=== Task prompt ===
Replace "city-label" with "place-label" throughout the material from its start through the line containing "contour-label: 3 [330,430,336,440]", keeping everything else the same. Return only that stretch.
########################################
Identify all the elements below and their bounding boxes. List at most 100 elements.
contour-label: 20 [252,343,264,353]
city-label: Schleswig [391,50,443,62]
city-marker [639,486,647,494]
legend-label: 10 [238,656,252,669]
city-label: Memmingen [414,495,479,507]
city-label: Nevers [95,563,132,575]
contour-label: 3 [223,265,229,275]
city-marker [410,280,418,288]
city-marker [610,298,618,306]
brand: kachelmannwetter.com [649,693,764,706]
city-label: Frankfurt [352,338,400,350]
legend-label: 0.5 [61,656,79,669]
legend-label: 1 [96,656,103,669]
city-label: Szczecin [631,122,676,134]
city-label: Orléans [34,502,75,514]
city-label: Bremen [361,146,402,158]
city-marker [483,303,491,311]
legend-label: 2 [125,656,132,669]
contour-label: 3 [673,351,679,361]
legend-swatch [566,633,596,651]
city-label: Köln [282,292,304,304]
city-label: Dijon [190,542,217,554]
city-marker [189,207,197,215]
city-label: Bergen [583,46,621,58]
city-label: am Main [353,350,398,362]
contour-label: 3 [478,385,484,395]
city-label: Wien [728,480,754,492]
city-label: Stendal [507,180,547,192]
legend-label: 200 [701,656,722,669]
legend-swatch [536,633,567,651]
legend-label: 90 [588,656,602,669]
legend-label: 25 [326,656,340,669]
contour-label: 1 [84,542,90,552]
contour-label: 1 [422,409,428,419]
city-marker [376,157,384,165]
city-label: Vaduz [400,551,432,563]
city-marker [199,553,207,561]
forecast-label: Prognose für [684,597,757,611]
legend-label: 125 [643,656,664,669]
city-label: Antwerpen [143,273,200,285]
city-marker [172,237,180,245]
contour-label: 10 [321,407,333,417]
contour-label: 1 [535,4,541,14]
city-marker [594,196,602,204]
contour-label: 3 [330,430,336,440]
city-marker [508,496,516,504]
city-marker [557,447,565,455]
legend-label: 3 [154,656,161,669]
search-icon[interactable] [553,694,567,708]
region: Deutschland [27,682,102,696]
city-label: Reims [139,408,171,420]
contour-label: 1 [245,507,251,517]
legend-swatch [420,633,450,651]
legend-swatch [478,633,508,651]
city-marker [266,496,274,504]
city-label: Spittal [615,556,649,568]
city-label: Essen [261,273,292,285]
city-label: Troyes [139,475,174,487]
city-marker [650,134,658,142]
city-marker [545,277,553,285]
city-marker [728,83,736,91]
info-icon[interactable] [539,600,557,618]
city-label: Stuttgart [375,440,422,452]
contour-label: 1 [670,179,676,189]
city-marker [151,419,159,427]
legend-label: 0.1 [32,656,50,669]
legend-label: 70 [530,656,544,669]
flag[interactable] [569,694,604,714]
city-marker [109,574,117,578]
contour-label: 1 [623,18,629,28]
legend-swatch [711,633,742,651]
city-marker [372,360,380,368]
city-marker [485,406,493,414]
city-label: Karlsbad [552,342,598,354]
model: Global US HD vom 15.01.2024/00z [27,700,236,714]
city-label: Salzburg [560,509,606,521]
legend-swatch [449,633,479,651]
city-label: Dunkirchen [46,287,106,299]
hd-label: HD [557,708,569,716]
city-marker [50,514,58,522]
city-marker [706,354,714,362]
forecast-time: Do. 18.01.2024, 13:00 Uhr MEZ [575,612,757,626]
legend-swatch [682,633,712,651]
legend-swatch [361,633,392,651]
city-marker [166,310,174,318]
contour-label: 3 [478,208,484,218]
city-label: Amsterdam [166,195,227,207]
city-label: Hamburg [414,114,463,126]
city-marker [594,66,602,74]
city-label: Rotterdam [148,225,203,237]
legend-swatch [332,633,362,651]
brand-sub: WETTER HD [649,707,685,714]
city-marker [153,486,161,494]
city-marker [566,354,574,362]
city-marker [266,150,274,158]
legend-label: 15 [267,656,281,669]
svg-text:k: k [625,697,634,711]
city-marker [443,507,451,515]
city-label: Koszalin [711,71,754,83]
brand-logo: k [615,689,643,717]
########################################
=== Final answer ===
Identify all the elements below and their bounding boxes. List at most 100 elements.
contour-label: 20 [252,343,264,353]
place-label: Schleswig [391,50,443,62]
city-marker [639,486,647,494]
legend-label: 10 [238,656,252,669]
place-label: Memmingen [414,495,479,507]
place-label: Nevers [95,563,132,575]
contour-label: 3 [223,265,229,275]
city-marker [410,280,418,288]
city-marker [610,298,618,306]
brand: kachelmannwetter.com [649,693,764,706]
place-label: Frankfurt [352,338,400,350]
legend-label: 0.5 [61,656,79,669]
legend-label: 1 [96,656,103,669]
place-label: Szczecin [631,122,676,134]
place-label: Orléans [34,502,75,514]
place-label: Bremen [361,146,402,158]
city-marker [483,303,491,311]
legend-label: 2 [125,656,132,669]
contour-label: 3 [673,351,679,361]
legend-swatch [566,633,596,651]
place-label: Köln [282,292,304,304]
place-label: Dijon [190,542,217,554]
city-marker [189,207,197,215]
place-label: Bergen [583,46,621,58]
place-label: am Main [353,350,398,362]
contour-label: 3 [478,385,484,395]
place-label: Wien [728,480,754,492]
place-label: Stendal [507,180,547,192]
legend-label: 200 [701,656,722,669]
legend-swatch [536,633,567,651]
legend-label: 90 [588,656,602,669]
legend-label: 25 [326,656,340,669]
contour-label: 1 [84,542,90,552]
contour-label: 1 [422,409,428,419]
city-marker [376,157,384,165]
place-label: Vaduz [400,551,432,563]
city-marker [199,553,207,561]
forecast-label: Prognose für [684,597,757,611]
legend-label: 125 [643,656,664,669]
place-label: Antwerpen [143,273,200,285]
city-marker [172,237,180,245]
contour-label: 10 [321,407,333,417]
contour-label: 1 [535,4,541,14]
city-marker [594,196,602,204]
contour-label: 3 [330,430,336,440]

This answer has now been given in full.